** START OF Source records **
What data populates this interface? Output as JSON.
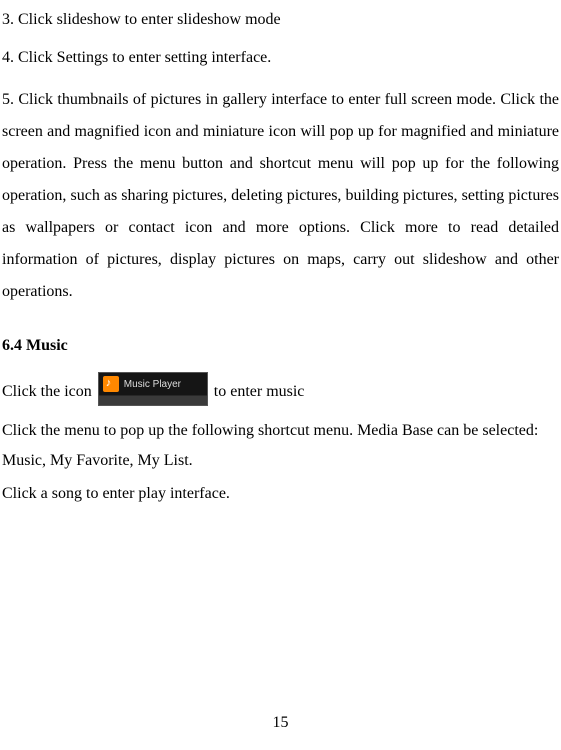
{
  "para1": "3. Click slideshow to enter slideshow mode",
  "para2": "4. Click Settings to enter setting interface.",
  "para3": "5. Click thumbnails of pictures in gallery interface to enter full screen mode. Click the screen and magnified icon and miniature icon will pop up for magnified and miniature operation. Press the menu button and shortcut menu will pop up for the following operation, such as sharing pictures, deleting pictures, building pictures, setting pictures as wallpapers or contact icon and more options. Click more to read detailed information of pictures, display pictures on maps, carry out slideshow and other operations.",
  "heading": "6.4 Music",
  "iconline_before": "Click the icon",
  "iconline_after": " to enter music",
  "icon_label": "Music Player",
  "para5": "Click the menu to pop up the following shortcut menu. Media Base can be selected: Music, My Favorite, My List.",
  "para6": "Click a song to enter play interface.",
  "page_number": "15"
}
** END OF Source records **
Problem statement> Repeat the material above in full and exactly, omitting the pictures.

Written answer>
What data populates this interface? Output as JSON.
{
  "para1": "3. Click slideshow to enter slideshow mode",
  "para2": "4. Click Settings to enter setting interface.",
  "para3": "5. Click thumbnails of pictures in gallery interface to enter full screen mode. Click the screen and magnified icon and miniature icon will pop up for magnified and miniature operation. Press the menu button and shortcut menu will pop up for the following operation, such as sharing pictures, deleting pictures, building pictures, setting pictures as wallpapers or contact icon and more options. Click more to read detailed information of pictures, display pictures on maps, carry out slideshow and other operations.",
  "heading": "6.4 Music",
  "iconline_before": "Click the icon",
  "iconline_after": " to enter music",
  "icon_label": "Music Player",
  "para5": "Click the menu to pop up the following shortcut menu. Media Base can be selected: Music, My Favorite, My List.",
  "para6": "Click a song to enter play interface.",
  "page_number": "15"
}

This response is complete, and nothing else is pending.